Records
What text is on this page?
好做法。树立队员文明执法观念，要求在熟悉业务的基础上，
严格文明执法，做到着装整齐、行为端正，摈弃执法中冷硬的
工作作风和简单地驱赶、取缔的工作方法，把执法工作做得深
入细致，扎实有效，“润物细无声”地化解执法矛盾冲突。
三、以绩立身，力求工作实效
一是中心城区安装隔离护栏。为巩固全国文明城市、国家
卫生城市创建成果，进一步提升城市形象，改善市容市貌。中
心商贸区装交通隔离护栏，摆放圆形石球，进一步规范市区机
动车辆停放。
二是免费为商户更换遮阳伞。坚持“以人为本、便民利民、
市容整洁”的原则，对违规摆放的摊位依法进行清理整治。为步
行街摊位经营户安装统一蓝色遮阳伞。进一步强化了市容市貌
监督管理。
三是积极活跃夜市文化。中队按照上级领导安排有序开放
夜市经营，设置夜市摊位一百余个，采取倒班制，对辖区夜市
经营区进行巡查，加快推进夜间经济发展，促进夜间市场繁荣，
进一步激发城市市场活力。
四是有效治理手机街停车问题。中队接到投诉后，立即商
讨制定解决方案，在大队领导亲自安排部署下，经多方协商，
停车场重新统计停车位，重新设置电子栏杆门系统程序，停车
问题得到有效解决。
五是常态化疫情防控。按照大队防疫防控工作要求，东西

__INSTRUCTIONS TO FOLLOW__
Transcribe every entry verbatim.

__TASK RESULT__
What text is on this page?
好做法。树立队员文明执法观念，要求在熟悉业务的基础上，
严格文明执法，做到着装整齐、行为端正，摈弃执法中冷硬的
工作作风和简单地驱赶、取缔的工作方法，把执法工作做得深
入细致，扎实有效，“润物细无声”地化解执法矛盾冲突。
三、以绩立身，力求工作实效
一是中心城区安装隔离护栏。为巩固全国文明城市、国家
卫生城市创建成果，进一步提升城市形象，改善市容市貌。中
心商贸区装交通隔离护栏，摆放圆形石球，进一步规范市区机
动车辆停放。
二是免费为商户更换遮阳伞。坚持“以人为本、便民利民、
市容整洁”的原则，对违规摆放的摊位依法进行清理整治。为步
行街摊位经营户安装统一蓝色遮阳伞。进一步强化了市容市貌
监督管理。
三是积极活跃夜市文化。中队按照上级领导安排有序开放
夜市经营，设置夜市摊位一百余个，采取倒班制，对辖区夜市
经营区进行巡查，加快推进夜间经济发展，促进夜间市场繁荣，
进一步激发城市市场活力。
四是有效治理手机街停车问题。中队接到投诉后，立即商
讨制定解决方案，在大队领导亲自安排部署下，经多方协商，
停车场重新统计停车位，重新设置电子栏杆门系统程序，停车
问题得到有效解决。
五是常态化疫情防控。按照大队防疫防控工作要求，东西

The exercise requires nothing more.